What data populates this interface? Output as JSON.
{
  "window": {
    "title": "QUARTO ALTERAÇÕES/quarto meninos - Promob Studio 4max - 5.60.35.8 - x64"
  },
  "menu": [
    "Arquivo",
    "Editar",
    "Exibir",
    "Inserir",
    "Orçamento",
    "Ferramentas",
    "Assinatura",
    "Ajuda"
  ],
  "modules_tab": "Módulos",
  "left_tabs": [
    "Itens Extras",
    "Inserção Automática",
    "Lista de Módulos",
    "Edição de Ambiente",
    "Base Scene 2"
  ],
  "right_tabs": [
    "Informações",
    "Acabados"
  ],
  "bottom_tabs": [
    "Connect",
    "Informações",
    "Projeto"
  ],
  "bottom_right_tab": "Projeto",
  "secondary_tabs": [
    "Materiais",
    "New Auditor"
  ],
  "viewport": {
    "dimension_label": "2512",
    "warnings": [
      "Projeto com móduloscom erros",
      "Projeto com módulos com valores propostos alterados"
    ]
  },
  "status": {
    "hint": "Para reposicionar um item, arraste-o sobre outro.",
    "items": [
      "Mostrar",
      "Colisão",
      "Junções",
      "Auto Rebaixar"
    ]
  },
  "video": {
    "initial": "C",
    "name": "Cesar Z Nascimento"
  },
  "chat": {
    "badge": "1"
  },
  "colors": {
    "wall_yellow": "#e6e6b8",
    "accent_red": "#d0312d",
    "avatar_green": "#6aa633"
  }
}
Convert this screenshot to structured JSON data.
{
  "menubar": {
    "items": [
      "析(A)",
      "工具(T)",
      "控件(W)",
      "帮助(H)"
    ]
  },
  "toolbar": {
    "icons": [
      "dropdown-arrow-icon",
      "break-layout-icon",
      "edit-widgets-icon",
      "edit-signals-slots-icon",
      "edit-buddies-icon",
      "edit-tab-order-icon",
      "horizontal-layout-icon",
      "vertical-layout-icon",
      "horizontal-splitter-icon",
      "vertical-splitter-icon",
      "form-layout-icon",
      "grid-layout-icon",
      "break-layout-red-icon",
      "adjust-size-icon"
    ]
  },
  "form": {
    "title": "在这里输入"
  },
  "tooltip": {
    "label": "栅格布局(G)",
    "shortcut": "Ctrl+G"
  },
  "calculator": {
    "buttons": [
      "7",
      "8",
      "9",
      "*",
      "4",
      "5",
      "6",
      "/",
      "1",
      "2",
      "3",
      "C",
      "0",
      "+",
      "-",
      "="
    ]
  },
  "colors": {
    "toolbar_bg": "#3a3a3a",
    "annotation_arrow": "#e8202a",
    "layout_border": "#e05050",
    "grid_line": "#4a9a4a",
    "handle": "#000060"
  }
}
= = = =
▸ **REQUIRED WORK**
Find the lines holding "Projeto" and list every one.

▸ **TASK SOLUTION**
    "Projeto"
  "bottom_right_tab": "Projeto",
      "Projeto com móduloscom erros",
      "Projeto com módulos com valores propostos alterados"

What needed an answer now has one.